>> BEGIN DATASET ROWS

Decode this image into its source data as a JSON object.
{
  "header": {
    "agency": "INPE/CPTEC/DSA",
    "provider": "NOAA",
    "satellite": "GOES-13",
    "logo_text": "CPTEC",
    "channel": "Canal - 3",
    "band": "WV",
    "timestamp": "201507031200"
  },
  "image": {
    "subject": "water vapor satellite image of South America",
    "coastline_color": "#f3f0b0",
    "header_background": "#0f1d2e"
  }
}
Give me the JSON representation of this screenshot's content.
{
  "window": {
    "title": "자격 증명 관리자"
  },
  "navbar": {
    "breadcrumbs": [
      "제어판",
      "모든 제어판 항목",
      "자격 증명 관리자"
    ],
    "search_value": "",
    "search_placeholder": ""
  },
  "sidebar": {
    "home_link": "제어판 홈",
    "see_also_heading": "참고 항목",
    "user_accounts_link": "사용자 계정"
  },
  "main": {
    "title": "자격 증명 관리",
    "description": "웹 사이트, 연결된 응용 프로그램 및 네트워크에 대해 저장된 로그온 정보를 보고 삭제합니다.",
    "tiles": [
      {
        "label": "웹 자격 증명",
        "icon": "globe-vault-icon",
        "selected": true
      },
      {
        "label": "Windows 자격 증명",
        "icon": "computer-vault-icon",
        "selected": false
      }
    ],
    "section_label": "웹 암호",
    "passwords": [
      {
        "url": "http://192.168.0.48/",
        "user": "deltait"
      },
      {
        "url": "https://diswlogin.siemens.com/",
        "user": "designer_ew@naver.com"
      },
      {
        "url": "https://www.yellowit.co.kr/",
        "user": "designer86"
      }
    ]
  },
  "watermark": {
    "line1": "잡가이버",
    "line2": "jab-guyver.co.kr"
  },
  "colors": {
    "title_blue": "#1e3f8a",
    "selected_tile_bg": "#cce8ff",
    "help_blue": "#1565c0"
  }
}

>> END DATASET ROWS

* [PROBLEM DETAILS]
Quote all of the entries verbatim.

* [OUTPUT FOR THIS TASK]
Decode this image into its source data as a JSON object.
{
  "header": {
    "agency": "INPE/CPTEC/DSA",
    "provider": "NOAA",
    "satellite": "GOES-13",
    "logo_text": "CPTEC",
    "channel": "Canal - 3",
    "band": "WV",
    "timestamp": "201507031200"
  },
  "image": {
    "subject": "water vapor satellite image of South America",
    "coastline_color": "#f3f0b0",
    "header_background": "#0f1d2e"
  }
}
Give me the JSON representation of this screenshot's content.
{
  "window": {
    "title": "자격 증명 관리자"
  },
  "navbar": {
    "breadcrumbs": [
      "제어판",
      "모든 제어판 항목",
      "자격 증명 관리자"
    ],
    "search_value": "",
    "search_placeholder": ""
  },
  "sidebar": {
    "home_link": "제어판 홈",
    "see_also_heading": "참고 항목",
    "user_accounts_link": "사용자 계정"
  },
  "main": {
    "title": "자격 증명 관리",
    "description": "웹 사이트, 연결된 응용 프로그램 및 네트워크에 대해 저장된 로그온 정보를 보고 삭제합니다.",
    "tiles": [
      {
        "label": "웹 자격 증명",
        "icon": "globe-vault-icon",
        "selected": true
      },
      {
        "label": "Windows 자격 증명",
        "icon": "computer-vault-icon",
        "selected": false
      }
    ],
    "section_label": "웹 암호",
    "passwords": [
      {
        "url": "http://192.168.0.48/",
        "user": "deltait"
      },
      {
        "url": "https://diswlogin.siemens.com/",
        "user": "designer_ew@naver.com"
      },
      {
        "url": "https://www.yellowit.co.kr/",
        "user": "designer86"
      }
    ]
  },
  "watermark": {
    "line1": "잡가이버",
    "line2": "jab-guyver.co.kr"
  },
  "colors": {
    "title_blue": "#1e3f8a",
    "selected_tile_bg": "#cce8ff",
    "help_blue": "#1565c0"
  }
}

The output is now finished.